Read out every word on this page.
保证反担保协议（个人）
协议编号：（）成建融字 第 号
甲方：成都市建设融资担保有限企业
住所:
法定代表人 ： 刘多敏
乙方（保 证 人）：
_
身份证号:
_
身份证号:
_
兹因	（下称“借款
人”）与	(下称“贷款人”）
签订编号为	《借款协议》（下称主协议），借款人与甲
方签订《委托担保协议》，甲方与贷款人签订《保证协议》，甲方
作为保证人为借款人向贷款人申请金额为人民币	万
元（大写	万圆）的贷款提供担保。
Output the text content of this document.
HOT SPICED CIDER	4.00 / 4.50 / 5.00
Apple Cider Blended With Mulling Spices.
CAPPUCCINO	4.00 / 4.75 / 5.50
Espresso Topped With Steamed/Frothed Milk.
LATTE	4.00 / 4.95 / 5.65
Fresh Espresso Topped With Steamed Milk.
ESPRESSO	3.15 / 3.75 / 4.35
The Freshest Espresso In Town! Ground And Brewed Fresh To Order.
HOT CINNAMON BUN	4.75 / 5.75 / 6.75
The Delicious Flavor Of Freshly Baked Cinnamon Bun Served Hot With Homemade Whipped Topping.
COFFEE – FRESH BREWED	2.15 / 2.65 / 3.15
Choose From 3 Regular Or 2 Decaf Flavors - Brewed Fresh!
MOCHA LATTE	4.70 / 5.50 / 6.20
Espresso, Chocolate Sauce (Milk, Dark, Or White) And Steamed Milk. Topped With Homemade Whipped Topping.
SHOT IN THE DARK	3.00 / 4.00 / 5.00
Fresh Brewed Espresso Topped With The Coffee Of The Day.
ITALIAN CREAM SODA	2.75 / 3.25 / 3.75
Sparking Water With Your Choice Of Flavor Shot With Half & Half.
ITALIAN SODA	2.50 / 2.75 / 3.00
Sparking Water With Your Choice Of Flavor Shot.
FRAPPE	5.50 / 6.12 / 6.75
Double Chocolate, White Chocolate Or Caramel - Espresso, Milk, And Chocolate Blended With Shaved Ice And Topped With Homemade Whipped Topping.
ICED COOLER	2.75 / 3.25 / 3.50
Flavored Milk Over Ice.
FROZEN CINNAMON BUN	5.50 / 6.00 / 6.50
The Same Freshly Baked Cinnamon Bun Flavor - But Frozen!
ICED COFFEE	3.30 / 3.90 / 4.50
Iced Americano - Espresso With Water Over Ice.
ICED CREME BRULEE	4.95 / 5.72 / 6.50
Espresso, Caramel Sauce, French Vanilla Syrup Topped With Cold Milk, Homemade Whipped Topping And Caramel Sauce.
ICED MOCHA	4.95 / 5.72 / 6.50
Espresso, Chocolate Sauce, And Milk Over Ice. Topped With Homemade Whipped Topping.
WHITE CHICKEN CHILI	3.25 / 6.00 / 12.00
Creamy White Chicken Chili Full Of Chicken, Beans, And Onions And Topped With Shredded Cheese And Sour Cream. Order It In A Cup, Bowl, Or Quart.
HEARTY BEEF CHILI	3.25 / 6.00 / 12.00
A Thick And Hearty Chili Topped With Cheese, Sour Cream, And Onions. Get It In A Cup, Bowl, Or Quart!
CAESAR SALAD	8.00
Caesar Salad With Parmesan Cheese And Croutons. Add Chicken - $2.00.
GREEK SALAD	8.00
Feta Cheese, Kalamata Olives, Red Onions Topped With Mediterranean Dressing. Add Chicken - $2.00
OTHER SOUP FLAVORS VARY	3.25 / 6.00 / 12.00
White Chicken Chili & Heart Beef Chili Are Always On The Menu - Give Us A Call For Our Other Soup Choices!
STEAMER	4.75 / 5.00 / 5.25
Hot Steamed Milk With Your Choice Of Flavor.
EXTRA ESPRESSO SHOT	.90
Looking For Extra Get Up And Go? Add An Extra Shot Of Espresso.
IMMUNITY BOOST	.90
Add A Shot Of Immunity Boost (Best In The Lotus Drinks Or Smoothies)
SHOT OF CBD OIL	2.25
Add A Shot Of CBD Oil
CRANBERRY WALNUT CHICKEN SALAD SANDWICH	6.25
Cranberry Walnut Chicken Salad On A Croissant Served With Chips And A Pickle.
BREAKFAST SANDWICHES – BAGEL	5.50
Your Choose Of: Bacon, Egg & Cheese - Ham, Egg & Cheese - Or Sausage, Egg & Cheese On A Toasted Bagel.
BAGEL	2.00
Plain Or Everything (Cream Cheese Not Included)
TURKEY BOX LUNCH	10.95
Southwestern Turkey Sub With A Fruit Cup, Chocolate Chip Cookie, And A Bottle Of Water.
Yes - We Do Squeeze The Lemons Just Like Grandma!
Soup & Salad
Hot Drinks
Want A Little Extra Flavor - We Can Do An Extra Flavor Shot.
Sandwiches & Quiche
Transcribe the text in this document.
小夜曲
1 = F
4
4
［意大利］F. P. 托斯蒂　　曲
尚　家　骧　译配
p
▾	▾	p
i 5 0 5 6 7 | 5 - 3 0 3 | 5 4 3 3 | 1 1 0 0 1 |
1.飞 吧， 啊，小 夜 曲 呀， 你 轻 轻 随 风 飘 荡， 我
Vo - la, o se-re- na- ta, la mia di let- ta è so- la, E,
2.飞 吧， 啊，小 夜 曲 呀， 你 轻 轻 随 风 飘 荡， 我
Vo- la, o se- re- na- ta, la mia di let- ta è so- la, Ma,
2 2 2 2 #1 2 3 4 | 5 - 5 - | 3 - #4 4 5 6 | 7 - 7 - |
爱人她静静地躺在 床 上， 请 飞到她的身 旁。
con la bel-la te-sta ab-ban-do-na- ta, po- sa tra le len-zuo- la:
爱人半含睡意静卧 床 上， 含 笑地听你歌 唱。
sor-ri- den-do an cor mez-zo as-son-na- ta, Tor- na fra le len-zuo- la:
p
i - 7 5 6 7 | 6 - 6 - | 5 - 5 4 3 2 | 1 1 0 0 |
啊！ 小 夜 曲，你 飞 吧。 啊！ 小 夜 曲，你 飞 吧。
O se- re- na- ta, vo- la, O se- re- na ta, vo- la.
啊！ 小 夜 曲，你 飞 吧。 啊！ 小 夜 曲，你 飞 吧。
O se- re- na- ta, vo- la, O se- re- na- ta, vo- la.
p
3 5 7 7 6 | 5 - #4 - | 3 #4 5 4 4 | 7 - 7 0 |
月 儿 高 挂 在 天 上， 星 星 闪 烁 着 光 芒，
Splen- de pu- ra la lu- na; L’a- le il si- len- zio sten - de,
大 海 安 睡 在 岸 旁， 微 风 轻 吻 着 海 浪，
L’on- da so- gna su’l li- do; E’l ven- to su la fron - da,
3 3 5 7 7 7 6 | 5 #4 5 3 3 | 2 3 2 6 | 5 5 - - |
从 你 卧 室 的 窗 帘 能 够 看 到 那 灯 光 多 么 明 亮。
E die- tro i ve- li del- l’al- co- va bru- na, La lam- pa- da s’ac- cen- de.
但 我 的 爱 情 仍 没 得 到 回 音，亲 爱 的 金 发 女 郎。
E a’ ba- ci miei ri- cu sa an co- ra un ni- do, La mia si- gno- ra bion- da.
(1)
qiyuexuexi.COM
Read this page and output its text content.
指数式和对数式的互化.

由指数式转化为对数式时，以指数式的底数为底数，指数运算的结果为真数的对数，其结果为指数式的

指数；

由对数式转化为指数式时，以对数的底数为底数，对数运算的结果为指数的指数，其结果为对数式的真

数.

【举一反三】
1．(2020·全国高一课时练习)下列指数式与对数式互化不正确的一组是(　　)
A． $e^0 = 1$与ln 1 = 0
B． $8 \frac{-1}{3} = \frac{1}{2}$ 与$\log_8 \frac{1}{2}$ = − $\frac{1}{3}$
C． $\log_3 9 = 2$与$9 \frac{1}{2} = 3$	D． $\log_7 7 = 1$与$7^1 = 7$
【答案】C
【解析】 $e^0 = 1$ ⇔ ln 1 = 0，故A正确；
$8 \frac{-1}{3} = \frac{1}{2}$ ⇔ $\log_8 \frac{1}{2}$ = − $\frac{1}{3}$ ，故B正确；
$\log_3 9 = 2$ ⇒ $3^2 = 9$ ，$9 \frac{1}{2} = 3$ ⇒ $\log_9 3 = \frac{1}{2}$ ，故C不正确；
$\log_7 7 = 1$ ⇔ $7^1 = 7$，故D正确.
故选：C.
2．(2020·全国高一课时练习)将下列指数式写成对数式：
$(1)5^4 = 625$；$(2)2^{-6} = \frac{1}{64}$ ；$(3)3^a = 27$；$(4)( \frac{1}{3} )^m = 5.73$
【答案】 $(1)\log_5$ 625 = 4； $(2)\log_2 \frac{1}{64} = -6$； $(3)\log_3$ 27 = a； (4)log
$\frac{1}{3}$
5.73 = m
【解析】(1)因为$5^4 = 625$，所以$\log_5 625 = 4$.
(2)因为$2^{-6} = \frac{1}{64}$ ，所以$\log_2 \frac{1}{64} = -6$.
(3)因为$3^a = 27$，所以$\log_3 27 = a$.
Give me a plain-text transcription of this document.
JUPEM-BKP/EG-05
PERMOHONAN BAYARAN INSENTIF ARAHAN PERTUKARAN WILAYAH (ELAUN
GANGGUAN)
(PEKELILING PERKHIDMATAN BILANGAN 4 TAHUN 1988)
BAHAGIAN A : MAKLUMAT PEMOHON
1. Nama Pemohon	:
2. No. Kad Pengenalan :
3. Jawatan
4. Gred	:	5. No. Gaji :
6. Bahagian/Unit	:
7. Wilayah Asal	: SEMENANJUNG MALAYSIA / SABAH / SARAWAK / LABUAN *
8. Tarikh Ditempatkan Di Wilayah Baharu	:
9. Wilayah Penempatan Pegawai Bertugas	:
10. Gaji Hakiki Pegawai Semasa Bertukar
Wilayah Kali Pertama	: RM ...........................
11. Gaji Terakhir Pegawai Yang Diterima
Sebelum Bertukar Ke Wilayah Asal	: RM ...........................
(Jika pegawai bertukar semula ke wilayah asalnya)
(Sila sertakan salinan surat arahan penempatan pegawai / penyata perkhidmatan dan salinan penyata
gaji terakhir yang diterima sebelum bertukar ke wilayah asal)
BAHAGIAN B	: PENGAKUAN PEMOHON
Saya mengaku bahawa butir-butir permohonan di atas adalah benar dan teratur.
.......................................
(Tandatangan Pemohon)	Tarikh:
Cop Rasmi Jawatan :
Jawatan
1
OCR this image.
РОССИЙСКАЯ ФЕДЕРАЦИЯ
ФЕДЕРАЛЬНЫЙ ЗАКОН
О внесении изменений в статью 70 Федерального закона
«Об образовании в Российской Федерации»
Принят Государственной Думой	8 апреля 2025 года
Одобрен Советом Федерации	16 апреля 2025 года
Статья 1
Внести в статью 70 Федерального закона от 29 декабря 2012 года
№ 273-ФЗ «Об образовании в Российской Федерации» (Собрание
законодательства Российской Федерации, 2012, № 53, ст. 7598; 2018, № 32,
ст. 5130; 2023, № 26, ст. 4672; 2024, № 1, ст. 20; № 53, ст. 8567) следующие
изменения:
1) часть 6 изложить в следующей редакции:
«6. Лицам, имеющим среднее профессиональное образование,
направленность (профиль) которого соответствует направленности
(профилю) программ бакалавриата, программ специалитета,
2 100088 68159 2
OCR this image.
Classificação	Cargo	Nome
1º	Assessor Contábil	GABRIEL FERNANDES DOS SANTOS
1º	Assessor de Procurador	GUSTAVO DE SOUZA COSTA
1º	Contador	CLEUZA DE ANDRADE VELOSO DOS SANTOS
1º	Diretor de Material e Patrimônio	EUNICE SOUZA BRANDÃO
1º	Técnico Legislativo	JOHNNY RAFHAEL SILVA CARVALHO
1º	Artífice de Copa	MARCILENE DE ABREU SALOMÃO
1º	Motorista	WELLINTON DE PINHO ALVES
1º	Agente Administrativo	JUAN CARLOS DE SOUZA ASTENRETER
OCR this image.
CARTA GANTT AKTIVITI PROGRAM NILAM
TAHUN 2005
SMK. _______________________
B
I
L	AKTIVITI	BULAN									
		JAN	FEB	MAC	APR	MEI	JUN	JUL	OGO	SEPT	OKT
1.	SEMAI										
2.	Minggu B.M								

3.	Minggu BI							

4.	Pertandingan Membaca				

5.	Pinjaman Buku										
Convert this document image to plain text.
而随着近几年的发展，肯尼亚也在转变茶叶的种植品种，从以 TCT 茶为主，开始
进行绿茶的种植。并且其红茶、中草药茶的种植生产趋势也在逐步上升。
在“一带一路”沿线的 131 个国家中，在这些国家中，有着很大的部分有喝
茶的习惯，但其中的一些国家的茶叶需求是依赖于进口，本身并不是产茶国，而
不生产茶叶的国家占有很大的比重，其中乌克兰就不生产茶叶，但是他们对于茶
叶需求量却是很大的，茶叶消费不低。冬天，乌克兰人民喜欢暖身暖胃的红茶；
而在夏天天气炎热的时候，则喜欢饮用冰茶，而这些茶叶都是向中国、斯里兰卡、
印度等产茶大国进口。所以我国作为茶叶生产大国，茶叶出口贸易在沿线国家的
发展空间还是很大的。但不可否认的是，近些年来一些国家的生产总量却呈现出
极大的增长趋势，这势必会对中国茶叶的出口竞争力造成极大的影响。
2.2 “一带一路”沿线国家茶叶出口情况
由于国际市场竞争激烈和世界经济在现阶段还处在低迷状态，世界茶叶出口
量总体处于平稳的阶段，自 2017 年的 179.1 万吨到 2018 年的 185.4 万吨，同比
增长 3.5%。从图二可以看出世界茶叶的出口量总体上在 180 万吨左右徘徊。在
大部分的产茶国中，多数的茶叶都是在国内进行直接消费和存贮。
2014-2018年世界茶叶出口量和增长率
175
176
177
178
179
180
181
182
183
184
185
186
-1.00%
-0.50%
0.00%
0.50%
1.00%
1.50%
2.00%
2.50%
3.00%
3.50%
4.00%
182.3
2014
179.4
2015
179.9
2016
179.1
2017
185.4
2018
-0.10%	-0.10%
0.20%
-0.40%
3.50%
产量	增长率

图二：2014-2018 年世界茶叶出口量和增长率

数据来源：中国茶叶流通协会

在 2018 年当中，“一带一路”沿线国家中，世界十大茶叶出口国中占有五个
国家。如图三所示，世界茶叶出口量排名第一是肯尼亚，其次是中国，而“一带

--- --- ---

Exercise: Above are the records. Copy every line in them holding "года".

Right answer:
Принят Государственной Думой	8 апреля 2025 года
Одобрен Советом Федерации	16 апреля 2025 года
Внести в статью 70 Федерального закона от 29 декабря 2012 года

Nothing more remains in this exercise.